» EXERCISE INSTRUCTIONS: All of the material should be reproduced exactly, with pictures left out.

-------- DATA FOR THIS EXERCISE

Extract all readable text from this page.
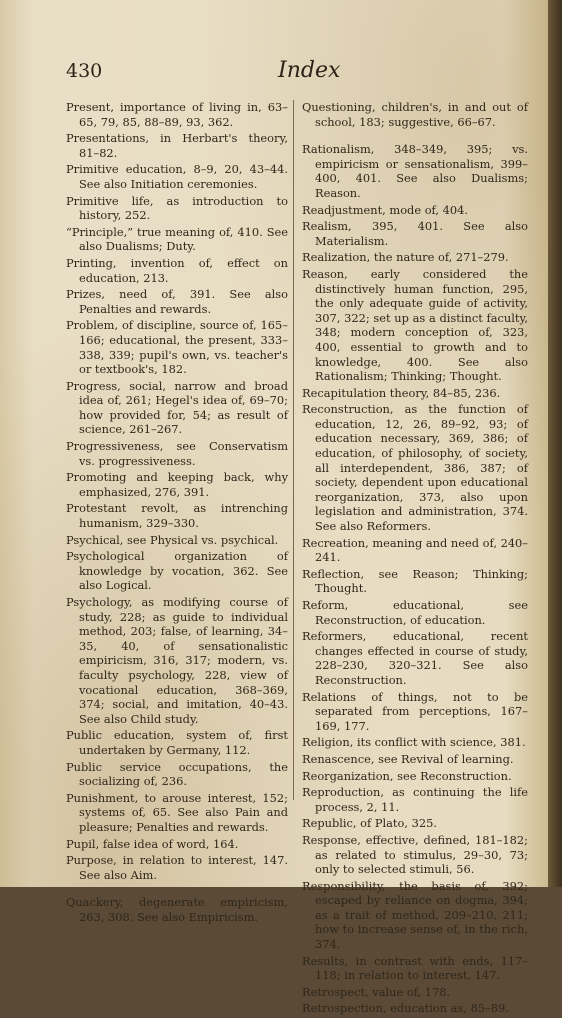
430	Index

Present, importance of living in, 63–65, 79, 85, 88–89, 93, 362.

Presentations, in Herbart's theory, 81–82.

Primitive education, 8–9, 20, 43–44. See also Initiation ceremonies.

Primitive life, as introduction to history, 252.

“Principle,” true meaning of, 410. See also Dualisms; Duty.

Printing, invention of, effect on education, 213.

Prizes, need of, 391. See also Penalties and rewards.

Problem, of discipline, source of, 165–166; educational, the present, 333–338, 339; pupil's own, vs. teacher's or textbook's, 182.

Progress, social, narrow and broad idea of, 261; Hegel's idea of, 69–70; how provided for, 54; as result of science, 261–267.

Progressiveness, see Conservatism vs. progressiveness.

Promoting and keeping back, why emphasized, 276, 391.

Protestant revolt, as intrenching humanism, 329–330.

Psychical, see Physical vs. psychical.

Psychological organization of knowledge by vocation, 362. See also Logical.

Psychology, as modifying course of study, 228; as guide to individual method, 203; false, of learning, 34–35, 40, of sensationalistic empiricism, 316, 317; modern, vs. faculty psychology, 228, view of vocational education, 368–369, 374; social, and imitation, 40–43. See also Child study.

Public education, system of, first undertaken by Germany, 112.

Public service occupations, the socializing of, 236.

Punishment, to arouse interest, 152; systems of, 65. See also Pain and pleasure; Penalties and rewards.

Pupil, false idea of word, 164.

Purpose, in relation to interest, 147. See also Aim.

Quackery, degenerate empiricism, 263, 308. See also Empiricism.

Questioning, children's, in and out of school, 183; suggestive, 66–67.

Rationalism, 348–349, 395; vs. empiricism or sensationalism, 399–400, 401. See also Dualisms; Reason.

Readjustment, mode of, 404.

Realism, 395, 401. See also Materialism.

Realization, the nature of, 271–279.

Reason, early considered the distinctively human function, 295, the only adequate guide of activity, 307, 322; set up as a distinct faculty, 348; modern conception of, 323, 400, essential to growth and to knowledge, 400. See also Rationalism; Thinking; Thought.

Recapitulation theory, 84–85, 236.

Reconstruction, as the function of education, 12, 26, 89–92, 93; of education necessary, 369, 386; of education, of philosophy, of society, all interdependent, 386, 387; of society, dependent upon educational reorganization, 373, also upon legislation and administration, 374. See also Reformers.

Recreation, meaning and need of, 240–241.

Reflection, see Reason; Thinking; Thought.

Reform, educational, see Reconstruction, of education.

Reformers, educational, recent changes effected in course of study, 228–230, 320–321. See also Reconstruction.

Relations of things, not to be separated from perceptions, 167–169, 177.

Religion, its conflict with science, 381.

Renascence, see Revival of learning.

Reorganization, see Reconstruction.

Reproduction, as continuing the life process, 2, 11.

Republic, of Plato, 325.

Response, effective, defined, 181–182; as related to stimulus, 29–30, 73; only to selected stimuli, 56.

Responsibility, the basis of, 392; escaped by reliance on dogma, 394; as a trait of method, 209–210, 211; how to increase sense of, in the rich, 374.

Results, in contrast with ends, 117–118; in relation to interest, 147.

Retrospect, value of, 178.

Retrospection, education as, 85–89.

----------------

» THE COMPLETED TASK:
Extract all readable text from this page.
430	Index

Present, importance of living in, 63–65, 79, 85, 88–89, 93, 362.

Presentations, in Herbart's theory, 81–82.

Primitive education, 8–9, 20, 43–44. See also Initiation ceremonies.

Primitive life, as introduction to history, 252.

“Principle,” true meaning of, 410. See also Dualisms; Duty.

Printing, invention of, effect on education, 213.

Prizes, need of, 391. See also Penalties and rewards.

Problem, of discipline, source of, 165–166; educational, the present, 333–338, 339; pupil's own, vs. teacher's or textbook's, 182.

Progress, social, narrow and broad idea of, 261; Hegel's idea of, 69–70; how provided for, 54; as result of science, 261–267.

Progressiveness, see Conservatism vs. progressiveness.

Promoting and keeping back, why emphasized, 276, 391.

Protestant revolt, as intrenching humanism, 329–330.

Psychical, see Physical vs. psychical.

Psychological organization of knowledge by vocation, 362. See also Logical.

Psychology, as modifying course of study, 228; as guide to individual method, 203; false, of learning, 34–35, 40, of sensationalistic empiricism, 316, 317; modern, vs. faculty psychology, 228, view of vocational education, 368–369, 374; social, and imitation, 40–43. See also Child study.

Public education, system of, first undertaken by Germany, 112.

Public service occupations, the socializing of, 236.

Punishment, to arouse interest, 152; systems of, 65. See also Pain and pleasure; Penalties and rewards.

Pupil, false idea of word, 164.

Purpose, in relation to interest, 147. See also Aim.

Quackery, degenerate empiricism, 263, 308. See also Empiricism.

Questioning, children's, in and out of school, 183; suggestive, 66–67.

Rationalism, 348–349, 395; vs. empiricism or sensationalism, 399–400, 401. See also Dualisms; Reason.

Readjustment, mode of, 404.

Realism, 395, 401. See also Materialism.

Realization, the nature of, 271–279.

Reason, early considered the distinctively human function, 295, the only adequate guide of activity, 307, 322; set up as a distinct faculty, 348; modern conception of, 323, 400, essential to growth and to knowledge, 400. See also Rationalism; Thinking; Thought.

Recapitulation theory, 84–85, 236.

Reconstruction, as the function of education, 12, 26, 89–92, 93; of education necessary, 369, 386; of education, of philosophy, of society, all interdependent, 386, 387; of society, dependent upon educational reorganization, 373, also upon legislation and administration, 374. See also Reformers.

Recreation, meaning and need of, 240–241.

Reflection, see Reason; Thinking; Thought.

Reform, educational, see Reconstruction, of education.

Reformers, educational, recent changes effected in course of study, 228–230, 320–321. See also Reconstruction.

Relations of things, not to be separated from perceptions, 167–169, 177.

Religion, its conflict with science, 381.

Renascence, see Revival of learning.

Reorganization, see Reconstruction.

Reproduction, as continuing the life process, 2, 11.

Republic, of Plato, 325.

Response, effective, defined, 181–182; as related to stimulus, 29–30, 73; only to selected stimuli, 56.

Responsibility, the basis of, 392; escaped by reliance on dogma, 394; as a trait of method, 209–210, 211; how to increase sense of, in the rich, 374.

Results, in contrast with ends, 117–118; in relation to interest, 147.

Retrospect, value of, 178.

Retrospection, education as, 85–89.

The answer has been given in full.